Your goal: Identify every line in the records below that contains the word "true", and copy each of those lines.

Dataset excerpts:
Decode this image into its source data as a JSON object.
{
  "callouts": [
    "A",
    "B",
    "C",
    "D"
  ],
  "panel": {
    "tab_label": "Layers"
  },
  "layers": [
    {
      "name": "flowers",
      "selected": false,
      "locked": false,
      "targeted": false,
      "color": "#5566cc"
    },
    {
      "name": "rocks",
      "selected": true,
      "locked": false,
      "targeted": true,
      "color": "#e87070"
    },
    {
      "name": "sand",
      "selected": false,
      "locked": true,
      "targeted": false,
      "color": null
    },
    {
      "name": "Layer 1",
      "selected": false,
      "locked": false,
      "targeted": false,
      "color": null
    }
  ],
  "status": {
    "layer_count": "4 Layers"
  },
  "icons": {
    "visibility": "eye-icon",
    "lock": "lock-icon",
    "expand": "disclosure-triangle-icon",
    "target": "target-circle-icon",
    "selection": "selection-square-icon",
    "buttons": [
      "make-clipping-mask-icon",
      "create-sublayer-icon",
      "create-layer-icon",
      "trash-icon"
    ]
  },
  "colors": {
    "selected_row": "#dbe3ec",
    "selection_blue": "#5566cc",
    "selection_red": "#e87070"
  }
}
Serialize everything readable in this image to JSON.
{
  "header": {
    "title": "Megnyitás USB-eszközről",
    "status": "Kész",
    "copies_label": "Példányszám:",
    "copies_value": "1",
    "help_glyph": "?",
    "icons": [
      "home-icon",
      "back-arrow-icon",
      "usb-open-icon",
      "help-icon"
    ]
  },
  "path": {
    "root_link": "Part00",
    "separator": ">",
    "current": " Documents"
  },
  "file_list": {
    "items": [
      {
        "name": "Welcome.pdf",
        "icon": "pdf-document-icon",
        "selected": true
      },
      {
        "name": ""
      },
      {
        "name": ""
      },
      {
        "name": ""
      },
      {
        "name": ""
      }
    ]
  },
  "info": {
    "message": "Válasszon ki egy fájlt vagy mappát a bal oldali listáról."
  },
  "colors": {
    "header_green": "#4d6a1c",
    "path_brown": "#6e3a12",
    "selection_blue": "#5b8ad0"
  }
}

Result of this task:
      "selected": true,
      "targeted": true,
      "locked": true,
        "selected": true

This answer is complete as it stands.